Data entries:
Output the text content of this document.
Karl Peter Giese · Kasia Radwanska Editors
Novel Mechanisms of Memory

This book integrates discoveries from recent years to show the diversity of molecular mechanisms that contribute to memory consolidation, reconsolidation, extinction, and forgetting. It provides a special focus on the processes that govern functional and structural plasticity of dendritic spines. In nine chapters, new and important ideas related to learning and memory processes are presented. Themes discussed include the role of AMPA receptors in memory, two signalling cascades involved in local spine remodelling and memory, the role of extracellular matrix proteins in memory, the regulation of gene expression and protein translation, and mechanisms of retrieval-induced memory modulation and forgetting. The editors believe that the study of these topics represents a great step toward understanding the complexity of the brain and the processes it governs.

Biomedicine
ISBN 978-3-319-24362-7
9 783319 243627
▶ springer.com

> [DESCRIPTION OF THE TASK]: Copy the records above. Keep every word as it is.

> [EXERCISE RESPONSE]:
Output the text content of this document.
Karl Peter Giese · Kasia Radwanska Editors
Novel Mechanisms of Memory

This book integrates discoveries from recent years to show the diversity of molecular mechanisms that contribute to memory consolidation, reconsolidation, extinction, and forgetting. It provides a special focus on the processes that govern functional and structural plasticity of dendritic spines. In nine chapters, new and important ideas related to learning and memory processes are presented. Themes discussed include the role of AMPA receptors in memory, two signalling cascades involved in local spine remodelling and memory, the role of extracellular matrix proteins in memory, the regulation of gene expression and protein translation, and mechanisms of retrieval-induced memory modulation and forgetting. The editors believe that the study of these topics represents a great step toward understanding the complexity of the brain and the processes it governs.

Biomedicine
ISBN 978-3-319-24362-7
9 783319 243627
▶ springer.com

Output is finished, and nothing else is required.